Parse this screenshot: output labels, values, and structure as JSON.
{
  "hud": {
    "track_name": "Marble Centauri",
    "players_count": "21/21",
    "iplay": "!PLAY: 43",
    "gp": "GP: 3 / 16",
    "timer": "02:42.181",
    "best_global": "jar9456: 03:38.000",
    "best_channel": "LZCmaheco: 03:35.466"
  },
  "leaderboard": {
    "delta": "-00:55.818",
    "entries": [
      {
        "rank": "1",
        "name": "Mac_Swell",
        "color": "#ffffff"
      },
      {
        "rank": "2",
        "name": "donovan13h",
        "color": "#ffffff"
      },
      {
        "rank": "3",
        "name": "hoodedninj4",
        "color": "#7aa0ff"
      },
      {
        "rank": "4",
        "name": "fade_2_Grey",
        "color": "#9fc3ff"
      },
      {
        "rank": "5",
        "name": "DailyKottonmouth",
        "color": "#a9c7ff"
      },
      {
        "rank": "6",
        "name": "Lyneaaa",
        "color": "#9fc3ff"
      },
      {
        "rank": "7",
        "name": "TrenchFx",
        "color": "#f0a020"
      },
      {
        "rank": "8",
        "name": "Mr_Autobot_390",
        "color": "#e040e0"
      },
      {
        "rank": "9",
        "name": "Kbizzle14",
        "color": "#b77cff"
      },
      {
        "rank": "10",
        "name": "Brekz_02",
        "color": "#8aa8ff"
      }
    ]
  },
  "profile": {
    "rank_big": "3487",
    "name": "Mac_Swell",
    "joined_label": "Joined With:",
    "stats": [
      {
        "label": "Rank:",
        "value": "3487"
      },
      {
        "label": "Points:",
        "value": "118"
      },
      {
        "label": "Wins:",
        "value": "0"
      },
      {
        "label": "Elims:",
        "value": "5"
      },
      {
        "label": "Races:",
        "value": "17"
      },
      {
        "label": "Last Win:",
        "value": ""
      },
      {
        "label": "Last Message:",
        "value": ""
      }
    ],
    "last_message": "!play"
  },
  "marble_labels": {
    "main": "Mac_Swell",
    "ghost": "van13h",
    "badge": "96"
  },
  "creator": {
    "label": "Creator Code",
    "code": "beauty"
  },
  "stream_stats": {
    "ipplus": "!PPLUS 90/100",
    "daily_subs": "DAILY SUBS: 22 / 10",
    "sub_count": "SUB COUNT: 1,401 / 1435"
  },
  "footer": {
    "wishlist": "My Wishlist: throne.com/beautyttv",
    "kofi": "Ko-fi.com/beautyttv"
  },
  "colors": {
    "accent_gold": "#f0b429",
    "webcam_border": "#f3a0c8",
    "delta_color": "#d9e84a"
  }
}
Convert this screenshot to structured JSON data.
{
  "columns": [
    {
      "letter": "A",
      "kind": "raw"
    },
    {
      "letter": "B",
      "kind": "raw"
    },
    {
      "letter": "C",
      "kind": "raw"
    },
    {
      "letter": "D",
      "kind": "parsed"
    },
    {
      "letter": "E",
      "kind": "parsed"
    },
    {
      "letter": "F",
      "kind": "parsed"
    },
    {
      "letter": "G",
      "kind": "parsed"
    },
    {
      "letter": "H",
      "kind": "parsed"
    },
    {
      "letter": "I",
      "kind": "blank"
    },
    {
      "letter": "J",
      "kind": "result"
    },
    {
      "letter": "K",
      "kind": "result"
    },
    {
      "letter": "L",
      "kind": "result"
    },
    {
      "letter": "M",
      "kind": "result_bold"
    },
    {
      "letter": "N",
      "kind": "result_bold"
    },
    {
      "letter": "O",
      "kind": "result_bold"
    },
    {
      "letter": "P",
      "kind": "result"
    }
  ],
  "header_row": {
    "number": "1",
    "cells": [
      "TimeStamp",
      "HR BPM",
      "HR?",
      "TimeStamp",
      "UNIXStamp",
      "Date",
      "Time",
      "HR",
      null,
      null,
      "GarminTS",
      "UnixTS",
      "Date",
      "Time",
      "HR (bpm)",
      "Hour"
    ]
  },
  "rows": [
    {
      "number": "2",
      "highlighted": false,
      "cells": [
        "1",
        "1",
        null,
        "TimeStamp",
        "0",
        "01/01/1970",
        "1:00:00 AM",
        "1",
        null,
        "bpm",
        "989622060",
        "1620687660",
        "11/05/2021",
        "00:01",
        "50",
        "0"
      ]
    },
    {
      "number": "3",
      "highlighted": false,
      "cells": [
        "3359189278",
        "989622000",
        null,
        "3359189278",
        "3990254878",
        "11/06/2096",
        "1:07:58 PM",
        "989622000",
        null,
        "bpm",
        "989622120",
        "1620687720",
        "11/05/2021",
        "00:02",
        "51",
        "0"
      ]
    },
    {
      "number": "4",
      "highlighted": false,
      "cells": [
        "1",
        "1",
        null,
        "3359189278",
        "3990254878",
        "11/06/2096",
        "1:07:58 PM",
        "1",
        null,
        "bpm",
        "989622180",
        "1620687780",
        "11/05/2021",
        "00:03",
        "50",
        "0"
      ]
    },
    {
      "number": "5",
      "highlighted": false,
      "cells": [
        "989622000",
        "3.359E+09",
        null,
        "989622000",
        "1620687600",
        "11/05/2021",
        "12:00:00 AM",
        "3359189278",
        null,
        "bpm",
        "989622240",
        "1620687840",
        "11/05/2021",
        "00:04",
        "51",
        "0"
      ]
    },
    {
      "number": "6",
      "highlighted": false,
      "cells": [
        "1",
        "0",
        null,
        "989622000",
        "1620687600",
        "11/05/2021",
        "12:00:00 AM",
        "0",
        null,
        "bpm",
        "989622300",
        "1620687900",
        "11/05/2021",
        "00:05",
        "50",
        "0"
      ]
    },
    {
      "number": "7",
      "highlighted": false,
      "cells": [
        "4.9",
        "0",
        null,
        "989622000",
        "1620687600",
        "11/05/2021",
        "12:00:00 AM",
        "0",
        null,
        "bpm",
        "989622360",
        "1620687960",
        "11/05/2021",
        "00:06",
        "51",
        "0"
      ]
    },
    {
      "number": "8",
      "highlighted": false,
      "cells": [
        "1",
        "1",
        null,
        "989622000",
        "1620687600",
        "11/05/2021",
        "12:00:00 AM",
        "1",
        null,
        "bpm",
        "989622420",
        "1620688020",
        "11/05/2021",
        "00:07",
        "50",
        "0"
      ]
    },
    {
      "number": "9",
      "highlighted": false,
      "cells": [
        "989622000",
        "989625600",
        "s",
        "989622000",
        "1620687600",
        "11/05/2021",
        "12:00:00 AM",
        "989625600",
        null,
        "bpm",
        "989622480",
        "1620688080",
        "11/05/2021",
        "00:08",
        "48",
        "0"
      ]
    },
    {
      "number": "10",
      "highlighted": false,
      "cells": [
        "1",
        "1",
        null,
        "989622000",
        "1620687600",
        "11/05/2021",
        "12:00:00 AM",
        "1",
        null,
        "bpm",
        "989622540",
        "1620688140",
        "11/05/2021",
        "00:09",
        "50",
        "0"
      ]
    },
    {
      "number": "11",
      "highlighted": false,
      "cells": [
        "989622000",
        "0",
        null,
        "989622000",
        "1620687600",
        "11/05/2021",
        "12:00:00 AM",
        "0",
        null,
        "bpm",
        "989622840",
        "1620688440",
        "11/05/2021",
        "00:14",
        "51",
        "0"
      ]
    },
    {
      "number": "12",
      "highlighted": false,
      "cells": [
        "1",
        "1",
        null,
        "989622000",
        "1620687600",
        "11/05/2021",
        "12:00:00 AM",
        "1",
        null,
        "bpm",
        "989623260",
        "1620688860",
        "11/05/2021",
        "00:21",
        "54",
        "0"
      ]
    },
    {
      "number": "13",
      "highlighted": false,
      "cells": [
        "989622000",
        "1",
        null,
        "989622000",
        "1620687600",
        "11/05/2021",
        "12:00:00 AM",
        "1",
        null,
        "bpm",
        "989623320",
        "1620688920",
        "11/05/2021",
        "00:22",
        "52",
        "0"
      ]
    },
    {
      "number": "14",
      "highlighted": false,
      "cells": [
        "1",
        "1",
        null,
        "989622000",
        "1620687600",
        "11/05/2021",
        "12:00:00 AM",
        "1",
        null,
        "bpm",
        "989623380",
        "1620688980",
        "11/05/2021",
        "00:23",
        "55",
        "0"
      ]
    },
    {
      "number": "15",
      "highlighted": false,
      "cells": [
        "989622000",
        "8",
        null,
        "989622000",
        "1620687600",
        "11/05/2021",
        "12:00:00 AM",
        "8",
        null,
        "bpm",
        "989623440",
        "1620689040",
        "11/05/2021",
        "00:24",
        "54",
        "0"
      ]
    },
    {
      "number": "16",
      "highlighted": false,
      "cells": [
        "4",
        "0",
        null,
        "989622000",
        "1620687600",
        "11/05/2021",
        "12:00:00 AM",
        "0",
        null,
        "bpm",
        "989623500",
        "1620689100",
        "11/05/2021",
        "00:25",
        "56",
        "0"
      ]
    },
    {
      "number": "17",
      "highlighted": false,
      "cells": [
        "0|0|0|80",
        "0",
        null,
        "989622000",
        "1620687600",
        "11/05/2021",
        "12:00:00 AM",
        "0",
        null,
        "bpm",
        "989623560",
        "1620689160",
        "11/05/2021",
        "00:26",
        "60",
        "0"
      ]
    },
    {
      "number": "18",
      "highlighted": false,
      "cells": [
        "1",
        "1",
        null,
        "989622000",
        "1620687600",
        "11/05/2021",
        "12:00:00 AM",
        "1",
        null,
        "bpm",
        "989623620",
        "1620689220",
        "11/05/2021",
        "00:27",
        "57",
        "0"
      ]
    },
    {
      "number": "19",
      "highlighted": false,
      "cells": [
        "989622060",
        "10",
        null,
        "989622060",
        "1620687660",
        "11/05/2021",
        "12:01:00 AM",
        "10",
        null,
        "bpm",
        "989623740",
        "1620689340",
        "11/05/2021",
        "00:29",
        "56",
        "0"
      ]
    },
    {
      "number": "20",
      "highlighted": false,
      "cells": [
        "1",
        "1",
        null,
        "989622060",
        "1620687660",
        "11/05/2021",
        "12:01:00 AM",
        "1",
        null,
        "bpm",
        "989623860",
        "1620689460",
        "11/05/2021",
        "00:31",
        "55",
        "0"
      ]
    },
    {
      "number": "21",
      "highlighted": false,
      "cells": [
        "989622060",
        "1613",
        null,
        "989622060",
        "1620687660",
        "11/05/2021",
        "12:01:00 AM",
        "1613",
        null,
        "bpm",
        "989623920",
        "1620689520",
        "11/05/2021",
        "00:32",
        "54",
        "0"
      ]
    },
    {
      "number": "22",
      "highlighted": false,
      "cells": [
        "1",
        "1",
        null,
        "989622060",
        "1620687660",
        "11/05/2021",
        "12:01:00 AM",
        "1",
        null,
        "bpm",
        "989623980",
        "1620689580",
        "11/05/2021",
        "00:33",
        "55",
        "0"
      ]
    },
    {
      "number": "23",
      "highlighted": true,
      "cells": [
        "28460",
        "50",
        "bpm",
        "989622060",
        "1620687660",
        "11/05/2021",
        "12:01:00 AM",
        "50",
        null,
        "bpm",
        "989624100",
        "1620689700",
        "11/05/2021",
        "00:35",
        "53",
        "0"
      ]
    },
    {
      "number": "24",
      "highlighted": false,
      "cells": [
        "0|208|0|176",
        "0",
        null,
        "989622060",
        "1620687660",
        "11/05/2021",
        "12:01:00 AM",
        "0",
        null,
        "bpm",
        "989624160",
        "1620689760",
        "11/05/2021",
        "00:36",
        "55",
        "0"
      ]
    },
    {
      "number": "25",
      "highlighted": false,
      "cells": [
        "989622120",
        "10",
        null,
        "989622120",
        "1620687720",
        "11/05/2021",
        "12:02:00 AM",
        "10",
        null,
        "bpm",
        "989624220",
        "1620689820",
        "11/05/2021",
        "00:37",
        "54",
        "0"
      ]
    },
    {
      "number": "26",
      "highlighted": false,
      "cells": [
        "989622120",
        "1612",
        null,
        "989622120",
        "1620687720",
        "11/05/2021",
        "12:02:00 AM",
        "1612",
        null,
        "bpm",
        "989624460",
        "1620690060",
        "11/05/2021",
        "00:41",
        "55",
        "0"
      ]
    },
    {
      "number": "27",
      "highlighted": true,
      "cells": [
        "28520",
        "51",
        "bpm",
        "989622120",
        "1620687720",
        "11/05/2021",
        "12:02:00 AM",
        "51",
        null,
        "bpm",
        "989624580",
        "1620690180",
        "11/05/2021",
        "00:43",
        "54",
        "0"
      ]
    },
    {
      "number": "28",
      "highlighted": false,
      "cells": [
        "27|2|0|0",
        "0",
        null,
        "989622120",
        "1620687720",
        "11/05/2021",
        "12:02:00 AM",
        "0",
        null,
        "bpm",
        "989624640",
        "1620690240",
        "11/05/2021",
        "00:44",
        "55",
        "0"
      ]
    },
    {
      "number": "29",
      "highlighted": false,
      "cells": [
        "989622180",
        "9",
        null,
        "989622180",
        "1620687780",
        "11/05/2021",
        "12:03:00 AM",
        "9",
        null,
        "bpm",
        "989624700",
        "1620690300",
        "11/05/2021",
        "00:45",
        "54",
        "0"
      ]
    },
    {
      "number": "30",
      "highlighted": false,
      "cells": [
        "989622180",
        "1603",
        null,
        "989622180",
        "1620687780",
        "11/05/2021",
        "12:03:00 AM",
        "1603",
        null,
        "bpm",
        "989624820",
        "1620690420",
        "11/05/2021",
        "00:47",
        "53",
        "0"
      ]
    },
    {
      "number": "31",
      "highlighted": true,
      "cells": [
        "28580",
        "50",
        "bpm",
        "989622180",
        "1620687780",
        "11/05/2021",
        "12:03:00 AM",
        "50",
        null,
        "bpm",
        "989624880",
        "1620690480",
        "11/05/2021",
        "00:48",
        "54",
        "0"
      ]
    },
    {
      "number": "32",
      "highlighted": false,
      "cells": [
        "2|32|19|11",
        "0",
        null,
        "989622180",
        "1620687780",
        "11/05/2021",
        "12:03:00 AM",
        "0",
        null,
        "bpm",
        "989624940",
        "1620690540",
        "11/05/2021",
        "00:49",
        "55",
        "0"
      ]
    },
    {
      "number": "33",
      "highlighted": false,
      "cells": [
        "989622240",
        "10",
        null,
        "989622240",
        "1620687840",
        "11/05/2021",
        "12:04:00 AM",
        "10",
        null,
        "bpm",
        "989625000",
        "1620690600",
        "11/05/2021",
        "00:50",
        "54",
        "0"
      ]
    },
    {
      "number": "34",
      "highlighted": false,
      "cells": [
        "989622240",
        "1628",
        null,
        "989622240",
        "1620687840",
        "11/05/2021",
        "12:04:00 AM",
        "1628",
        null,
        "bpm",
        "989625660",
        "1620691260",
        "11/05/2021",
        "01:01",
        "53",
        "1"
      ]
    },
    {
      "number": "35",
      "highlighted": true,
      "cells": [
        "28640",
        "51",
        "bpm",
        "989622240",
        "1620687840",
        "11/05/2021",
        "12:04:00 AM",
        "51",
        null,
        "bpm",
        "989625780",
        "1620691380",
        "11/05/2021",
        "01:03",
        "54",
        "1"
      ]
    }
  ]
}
------------------------------------------------
- _OBJECTIVE_: Locate each line with the word "screenshot" and copy it.

- _RESPONSE BELOW_:
Parse this screenshot: output labels, values, and structure as JSON.
Convert this screenshot to structured JSON data.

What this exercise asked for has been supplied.